* _Written instruction_: Using the records that follow, copy every line containing the word "measurements".

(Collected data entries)
☆ ☆ ☆ ☆
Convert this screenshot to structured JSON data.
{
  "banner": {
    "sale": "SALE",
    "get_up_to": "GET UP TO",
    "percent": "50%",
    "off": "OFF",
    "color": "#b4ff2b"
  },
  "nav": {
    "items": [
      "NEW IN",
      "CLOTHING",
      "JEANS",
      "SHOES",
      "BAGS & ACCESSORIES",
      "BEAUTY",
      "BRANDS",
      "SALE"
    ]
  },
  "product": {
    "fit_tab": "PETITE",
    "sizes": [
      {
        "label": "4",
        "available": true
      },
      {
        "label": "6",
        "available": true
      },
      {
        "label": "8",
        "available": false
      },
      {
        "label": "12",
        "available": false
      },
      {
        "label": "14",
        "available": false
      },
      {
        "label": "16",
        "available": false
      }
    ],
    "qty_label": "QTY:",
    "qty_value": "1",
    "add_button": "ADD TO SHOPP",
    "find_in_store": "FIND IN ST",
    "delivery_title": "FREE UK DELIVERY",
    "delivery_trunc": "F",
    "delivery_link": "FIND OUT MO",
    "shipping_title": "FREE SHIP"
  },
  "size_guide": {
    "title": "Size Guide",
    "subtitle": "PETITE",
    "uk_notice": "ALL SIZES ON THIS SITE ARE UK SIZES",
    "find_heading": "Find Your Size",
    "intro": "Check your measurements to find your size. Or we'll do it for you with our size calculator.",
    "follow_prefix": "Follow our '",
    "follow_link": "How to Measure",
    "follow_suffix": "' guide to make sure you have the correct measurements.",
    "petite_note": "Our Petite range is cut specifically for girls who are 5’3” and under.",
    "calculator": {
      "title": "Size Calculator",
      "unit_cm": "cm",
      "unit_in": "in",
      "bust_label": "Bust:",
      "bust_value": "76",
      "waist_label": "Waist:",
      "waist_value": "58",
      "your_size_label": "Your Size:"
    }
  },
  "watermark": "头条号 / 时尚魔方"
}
☆ ☆ ☆ ☆
* _Solution for this problem_:
    "intro": "Check your measurements to find your size. Or we'll do it for you with our size calculator.",
    "follow_suffix": "' guide to make sure you have the correct measurements.",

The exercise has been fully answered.